**Exercise**
Please transcribe the records precisely; pictures stay out of your copy.

**The records**
Begin

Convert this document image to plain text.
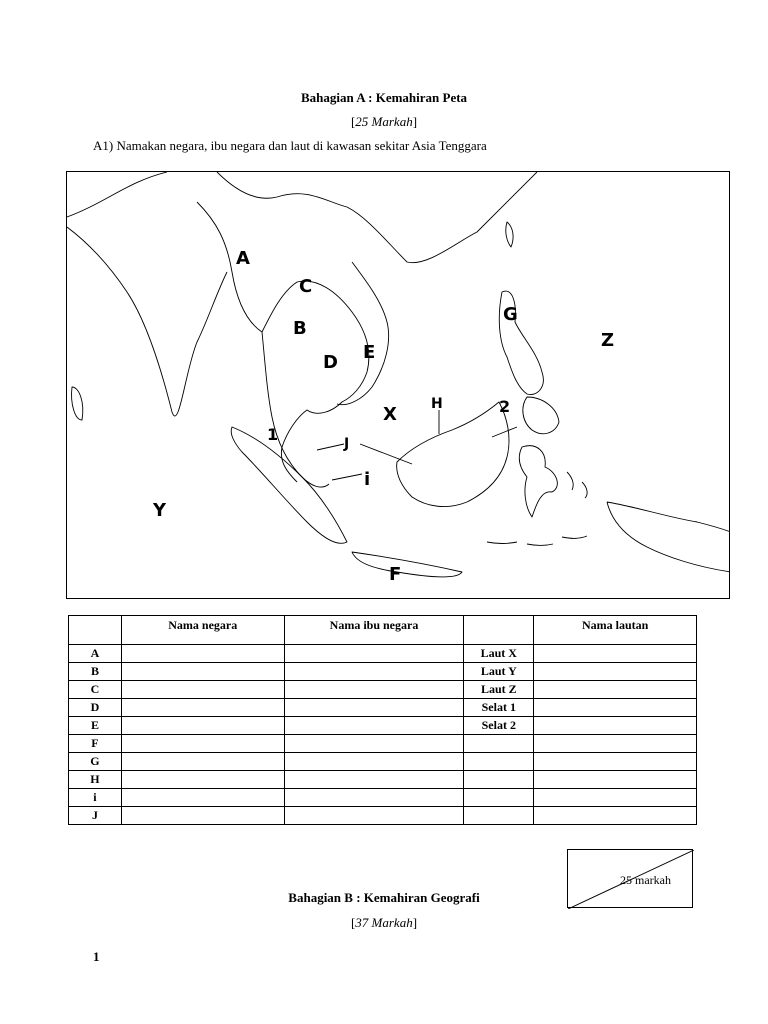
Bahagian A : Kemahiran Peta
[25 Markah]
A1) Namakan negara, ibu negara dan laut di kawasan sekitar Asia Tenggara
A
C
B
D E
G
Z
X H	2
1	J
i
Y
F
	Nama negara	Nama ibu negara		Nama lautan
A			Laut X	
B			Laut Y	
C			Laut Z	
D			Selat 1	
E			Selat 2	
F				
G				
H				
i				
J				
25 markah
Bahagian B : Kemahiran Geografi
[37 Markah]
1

End

**Task response**
Convert this document image to plain text.
Bahagian A : Kemahiran Peta
[25 Markah]
A1) Namakan negara, ibu negara dan laut di kawasan sekitar Asia Tenggara
A
C
B
D E
G
Z
X H	2
1	J
i
Y
F
	Nama negara	Nama ibu negara		Nama lautan
A			Laut X	
B			Laut Y	
C			Laut Z	
D			Selat 1	
E			Selat 2	
F				
G				
H				
i				
J				
25 markah
Bahagian B : Kemahiran Geografi
[37 Markah]
1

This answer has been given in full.